WHAT THE EXERCISE ASKS ::
Go through the data below line by line and count those containing the word "Мультимедиа". Reply with the count only.

SUPPLIED DATA ::

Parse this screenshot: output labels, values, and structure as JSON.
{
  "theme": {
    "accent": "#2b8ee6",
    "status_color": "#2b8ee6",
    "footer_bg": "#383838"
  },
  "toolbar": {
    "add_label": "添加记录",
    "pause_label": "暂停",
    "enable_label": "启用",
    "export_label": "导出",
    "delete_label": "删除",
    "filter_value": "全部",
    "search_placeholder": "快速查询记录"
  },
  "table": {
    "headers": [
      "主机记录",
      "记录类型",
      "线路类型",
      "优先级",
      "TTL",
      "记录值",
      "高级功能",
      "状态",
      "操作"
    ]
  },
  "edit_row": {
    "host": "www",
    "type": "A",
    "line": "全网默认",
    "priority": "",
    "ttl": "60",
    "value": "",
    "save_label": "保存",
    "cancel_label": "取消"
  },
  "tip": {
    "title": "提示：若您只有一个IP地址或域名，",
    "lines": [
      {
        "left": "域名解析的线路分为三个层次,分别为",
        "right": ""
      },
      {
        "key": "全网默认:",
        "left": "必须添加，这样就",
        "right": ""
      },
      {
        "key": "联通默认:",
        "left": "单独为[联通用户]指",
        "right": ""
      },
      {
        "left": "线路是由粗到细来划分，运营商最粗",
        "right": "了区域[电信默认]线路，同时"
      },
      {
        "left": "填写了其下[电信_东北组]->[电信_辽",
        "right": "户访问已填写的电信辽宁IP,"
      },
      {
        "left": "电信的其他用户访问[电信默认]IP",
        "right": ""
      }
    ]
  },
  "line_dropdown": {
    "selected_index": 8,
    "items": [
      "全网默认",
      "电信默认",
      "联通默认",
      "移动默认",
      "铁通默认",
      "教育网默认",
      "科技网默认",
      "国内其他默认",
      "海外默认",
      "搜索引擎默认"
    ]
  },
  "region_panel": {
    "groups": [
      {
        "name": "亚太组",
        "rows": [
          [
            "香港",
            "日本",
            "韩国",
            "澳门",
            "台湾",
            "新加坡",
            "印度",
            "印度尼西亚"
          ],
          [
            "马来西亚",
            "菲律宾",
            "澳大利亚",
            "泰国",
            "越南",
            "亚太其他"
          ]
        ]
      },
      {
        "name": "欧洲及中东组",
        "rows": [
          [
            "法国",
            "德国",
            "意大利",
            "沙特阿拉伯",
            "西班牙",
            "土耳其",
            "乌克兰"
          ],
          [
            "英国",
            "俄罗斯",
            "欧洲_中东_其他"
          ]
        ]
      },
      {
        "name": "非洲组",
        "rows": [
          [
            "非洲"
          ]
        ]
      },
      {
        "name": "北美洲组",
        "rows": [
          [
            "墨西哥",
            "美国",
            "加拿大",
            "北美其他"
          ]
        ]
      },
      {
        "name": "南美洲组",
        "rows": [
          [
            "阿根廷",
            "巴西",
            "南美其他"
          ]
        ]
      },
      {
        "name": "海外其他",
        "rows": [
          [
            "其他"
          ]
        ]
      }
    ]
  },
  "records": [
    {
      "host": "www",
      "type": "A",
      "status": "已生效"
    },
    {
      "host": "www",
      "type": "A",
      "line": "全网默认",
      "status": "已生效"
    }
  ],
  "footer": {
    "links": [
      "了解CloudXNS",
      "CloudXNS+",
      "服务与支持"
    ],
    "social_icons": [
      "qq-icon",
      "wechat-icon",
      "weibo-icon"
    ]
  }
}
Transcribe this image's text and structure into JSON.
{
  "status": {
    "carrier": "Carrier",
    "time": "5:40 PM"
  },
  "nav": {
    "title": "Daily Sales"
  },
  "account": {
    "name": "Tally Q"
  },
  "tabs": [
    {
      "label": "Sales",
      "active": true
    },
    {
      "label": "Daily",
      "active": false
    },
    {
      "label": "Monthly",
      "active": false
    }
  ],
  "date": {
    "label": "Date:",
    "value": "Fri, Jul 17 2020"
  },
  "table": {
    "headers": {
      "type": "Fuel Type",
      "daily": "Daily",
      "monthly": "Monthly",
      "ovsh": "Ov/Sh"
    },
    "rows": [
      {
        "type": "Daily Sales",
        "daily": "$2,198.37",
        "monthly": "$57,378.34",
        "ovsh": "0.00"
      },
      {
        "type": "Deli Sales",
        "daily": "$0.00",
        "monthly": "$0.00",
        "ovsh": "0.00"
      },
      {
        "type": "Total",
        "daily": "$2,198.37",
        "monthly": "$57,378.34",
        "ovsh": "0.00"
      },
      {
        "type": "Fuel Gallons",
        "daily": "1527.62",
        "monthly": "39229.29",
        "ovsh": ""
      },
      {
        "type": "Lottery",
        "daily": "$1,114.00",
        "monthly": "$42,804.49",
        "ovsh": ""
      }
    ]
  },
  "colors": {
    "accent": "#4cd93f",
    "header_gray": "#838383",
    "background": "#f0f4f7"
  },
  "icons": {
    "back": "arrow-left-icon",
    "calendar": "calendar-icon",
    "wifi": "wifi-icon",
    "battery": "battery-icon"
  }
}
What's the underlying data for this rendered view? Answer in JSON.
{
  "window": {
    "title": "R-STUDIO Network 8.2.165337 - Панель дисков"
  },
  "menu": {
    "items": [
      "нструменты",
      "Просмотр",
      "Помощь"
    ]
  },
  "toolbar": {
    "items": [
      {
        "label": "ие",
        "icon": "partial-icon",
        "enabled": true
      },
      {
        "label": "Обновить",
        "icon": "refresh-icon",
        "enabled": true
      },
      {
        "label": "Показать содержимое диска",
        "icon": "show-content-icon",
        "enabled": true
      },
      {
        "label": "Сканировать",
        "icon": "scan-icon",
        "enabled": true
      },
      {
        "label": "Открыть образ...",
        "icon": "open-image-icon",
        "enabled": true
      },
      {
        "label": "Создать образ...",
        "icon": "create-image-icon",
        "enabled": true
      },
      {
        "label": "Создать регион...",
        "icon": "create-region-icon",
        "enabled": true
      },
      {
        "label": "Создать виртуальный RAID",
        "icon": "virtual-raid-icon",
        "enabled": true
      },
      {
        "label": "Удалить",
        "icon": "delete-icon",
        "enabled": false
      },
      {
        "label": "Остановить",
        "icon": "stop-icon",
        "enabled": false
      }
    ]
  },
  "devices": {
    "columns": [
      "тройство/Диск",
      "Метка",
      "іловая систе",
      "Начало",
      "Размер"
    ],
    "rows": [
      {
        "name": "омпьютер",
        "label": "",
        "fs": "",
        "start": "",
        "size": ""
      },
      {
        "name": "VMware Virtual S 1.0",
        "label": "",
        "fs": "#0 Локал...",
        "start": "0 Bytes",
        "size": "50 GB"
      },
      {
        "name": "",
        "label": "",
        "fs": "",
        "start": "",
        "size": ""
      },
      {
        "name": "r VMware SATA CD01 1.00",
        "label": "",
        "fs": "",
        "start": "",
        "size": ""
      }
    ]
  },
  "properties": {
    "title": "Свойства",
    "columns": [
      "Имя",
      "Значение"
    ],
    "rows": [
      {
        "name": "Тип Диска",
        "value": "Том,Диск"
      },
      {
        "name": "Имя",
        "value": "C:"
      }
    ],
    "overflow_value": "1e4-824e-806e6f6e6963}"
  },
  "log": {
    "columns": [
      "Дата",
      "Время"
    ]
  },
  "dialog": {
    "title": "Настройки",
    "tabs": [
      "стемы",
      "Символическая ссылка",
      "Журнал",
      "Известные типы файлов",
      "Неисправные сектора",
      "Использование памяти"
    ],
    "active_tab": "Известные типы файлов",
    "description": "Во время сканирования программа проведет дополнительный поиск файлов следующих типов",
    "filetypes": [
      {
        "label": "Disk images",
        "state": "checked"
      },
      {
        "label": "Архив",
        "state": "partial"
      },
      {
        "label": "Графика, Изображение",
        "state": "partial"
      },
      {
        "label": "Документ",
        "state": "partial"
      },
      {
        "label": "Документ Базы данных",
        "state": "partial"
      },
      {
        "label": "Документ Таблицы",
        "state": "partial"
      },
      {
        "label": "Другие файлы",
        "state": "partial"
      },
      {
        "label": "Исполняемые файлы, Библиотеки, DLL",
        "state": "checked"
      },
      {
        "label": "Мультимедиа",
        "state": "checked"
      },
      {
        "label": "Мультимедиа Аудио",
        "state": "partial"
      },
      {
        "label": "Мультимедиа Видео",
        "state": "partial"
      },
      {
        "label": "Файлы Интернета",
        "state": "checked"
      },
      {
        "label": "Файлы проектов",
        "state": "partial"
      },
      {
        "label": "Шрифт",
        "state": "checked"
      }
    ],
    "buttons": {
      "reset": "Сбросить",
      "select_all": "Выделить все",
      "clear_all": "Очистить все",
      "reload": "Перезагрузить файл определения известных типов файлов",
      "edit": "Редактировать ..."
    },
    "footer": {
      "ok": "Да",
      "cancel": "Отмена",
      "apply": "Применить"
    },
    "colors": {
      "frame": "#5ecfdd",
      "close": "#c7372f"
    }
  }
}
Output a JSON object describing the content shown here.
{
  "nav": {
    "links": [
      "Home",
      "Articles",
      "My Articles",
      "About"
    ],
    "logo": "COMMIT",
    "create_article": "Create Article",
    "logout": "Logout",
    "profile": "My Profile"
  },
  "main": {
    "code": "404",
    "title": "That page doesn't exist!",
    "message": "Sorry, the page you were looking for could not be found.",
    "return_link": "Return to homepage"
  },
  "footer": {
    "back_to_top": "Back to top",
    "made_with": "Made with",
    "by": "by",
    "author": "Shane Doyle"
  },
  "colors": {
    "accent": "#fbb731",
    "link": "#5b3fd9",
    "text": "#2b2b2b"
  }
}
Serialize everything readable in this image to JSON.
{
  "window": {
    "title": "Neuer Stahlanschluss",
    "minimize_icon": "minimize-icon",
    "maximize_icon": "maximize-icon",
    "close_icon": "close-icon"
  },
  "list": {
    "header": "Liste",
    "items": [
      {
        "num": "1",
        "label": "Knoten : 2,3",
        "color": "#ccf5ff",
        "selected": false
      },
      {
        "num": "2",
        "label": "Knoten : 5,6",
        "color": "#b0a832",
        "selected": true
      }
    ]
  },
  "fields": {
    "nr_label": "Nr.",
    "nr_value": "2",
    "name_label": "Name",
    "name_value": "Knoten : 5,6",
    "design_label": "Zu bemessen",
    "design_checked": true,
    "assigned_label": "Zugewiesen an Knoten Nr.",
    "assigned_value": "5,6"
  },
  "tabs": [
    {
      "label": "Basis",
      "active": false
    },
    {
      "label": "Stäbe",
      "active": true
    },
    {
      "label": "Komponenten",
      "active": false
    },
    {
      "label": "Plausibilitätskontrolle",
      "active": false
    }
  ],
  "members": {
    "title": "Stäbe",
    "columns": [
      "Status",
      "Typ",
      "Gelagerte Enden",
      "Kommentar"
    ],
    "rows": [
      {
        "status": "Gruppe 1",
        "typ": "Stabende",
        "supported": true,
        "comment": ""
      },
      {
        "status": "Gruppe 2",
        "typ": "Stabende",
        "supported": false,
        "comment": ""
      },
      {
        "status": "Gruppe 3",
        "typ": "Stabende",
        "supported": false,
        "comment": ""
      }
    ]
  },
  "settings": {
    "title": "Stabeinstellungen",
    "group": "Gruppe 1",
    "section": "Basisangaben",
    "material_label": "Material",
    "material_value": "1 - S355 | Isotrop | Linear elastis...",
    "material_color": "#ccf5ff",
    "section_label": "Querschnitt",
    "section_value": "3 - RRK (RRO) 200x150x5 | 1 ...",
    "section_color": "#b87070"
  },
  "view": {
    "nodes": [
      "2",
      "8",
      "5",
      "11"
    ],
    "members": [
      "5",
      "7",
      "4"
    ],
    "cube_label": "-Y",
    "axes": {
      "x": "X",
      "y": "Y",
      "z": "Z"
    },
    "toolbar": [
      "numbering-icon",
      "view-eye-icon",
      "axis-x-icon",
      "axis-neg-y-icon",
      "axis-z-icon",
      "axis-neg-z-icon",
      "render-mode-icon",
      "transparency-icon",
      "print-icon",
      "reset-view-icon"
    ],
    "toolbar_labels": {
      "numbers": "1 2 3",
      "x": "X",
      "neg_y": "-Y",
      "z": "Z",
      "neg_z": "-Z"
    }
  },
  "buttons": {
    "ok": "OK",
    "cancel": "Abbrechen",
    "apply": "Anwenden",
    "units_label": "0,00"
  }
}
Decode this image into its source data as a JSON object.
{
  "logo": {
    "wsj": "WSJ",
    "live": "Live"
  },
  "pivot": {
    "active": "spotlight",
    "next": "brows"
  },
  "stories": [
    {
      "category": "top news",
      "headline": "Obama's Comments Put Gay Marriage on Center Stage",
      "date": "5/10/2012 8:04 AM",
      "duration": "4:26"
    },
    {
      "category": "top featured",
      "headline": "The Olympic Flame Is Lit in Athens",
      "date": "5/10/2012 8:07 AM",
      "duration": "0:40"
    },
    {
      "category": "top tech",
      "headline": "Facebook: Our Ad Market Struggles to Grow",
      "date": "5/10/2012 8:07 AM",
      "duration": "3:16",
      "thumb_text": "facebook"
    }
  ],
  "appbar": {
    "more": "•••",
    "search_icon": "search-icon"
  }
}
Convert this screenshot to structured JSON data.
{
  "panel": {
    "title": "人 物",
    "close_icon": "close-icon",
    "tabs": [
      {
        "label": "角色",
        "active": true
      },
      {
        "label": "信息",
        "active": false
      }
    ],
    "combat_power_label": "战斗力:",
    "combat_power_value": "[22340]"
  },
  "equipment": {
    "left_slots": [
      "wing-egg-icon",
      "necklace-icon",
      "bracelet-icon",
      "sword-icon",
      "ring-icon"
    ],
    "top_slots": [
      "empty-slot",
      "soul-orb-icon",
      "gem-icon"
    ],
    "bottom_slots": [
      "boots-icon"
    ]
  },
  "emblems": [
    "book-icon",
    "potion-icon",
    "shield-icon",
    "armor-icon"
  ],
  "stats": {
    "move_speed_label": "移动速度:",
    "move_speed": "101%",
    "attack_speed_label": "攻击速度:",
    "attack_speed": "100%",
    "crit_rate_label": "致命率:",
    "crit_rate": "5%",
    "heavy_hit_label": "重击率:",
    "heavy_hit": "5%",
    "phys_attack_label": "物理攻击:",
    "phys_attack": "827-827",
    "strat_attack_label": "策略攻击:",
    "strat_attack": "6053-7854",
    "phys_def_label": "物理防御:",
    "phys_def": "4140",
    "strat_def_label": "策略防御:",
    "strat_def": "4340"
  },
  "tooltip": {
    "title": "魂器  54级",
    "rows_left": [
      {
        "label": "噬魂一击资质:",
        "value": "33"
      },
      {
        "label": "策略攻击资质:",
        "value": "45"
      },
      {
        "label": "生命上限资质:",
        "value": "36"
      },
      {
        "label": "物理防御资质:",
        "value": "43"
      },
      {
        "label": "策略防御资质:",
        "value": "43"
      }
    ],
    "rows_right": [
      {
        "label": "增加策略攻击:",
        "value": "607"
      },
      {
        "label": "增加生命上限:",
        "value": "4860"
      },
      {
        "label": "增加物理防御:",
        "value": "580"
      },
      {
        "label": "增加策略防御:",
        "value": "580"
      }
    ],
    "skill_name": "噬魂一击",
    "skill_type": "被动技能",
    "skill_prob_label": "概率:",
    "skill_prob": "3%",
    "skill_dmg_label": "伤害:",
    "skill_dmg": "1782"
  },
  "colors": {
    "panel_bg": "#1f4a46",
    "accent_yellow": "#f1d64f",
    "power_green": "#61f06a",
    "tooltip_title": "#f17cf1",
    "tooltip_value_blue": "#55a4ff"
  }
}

REPLY ::
3